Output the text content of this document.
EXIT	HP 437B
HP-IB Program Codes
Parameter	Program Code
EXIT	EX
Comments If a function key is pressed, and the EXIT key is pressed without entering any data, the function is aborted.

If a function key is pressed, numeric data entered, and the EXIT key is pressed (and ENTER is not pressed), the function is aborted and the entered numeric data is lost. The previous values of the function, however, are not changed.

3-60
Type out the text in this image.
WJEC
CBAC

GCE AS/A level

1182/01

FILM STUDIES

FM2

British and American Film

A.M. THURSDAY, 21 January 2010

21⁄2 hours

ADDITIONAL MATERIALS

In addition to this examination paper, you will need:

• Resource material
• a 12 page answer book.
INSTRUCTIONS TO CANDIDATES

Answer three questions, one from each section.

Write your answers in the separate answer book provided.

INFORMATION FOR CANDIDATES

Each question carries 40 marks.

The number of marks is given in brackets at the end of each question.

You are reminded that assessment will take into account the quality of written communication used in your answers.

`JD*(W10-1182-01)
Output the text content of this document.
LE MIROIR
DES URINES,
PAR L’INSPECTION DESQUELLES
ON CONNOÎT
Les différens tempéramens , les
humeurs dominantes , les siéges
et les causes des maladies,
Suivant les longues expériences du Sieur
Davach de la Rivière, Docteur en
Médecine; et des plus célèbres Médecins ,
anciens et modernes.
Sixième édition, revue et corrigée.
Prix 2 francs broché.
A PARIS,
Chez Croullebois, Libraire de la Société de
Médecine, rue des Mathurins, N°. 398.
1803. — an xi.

——————————

• **WRITTEN TASK**
From the line holding "Type out the text in this image." down to the final line above, quote every line exactly and only those lines.

• **PROBLEM SOLUTION**
Type out the text in this image.
WJEC
CBAC

GCE AS/A level

1182/01

FILM STUDIES

FM2

British and American Film

A.M. THURSDAY, 21 January 2010

21⁄2 hours

ADDITIONAL MATERIALS

In addition to this examination paper, you will need:

• Resource material
• a 12 page answer book.
INSTRUCTIONS TO CANDIDATES

Answer three questions, one from each section.

Write your answers in the separate answer book provided.

INFORMATION FOR CANDIDATES

Each question carries 40 marks.

The number of marks is given in brackets at the end of each question.

You are reminded that assessment will take into account the quality of written communication used in your answers.

`JD*(W10-1182-01)
Output the text content of this document.
LE MIROIR
DES URINES,
PAR L’INSPECTION DESQUELLES
ON CONNOÎT
Les différens tempéramens , les
humeurs dominantes , les siéges
et les causes des maladies,
Suivant les longues expériences du Sieur
Davach de la Rivière, Docteur en
Médecine; et des plus célèbres Médecins ,
anciens et modernes.
Sixième édition, revue et corrigée.
Prix 2 francs broché.
A PARIS,
Chez Croullebois, Libraire de la Société de
Médecine, rue des Mathurins, N°. 398.
1803. — an xi.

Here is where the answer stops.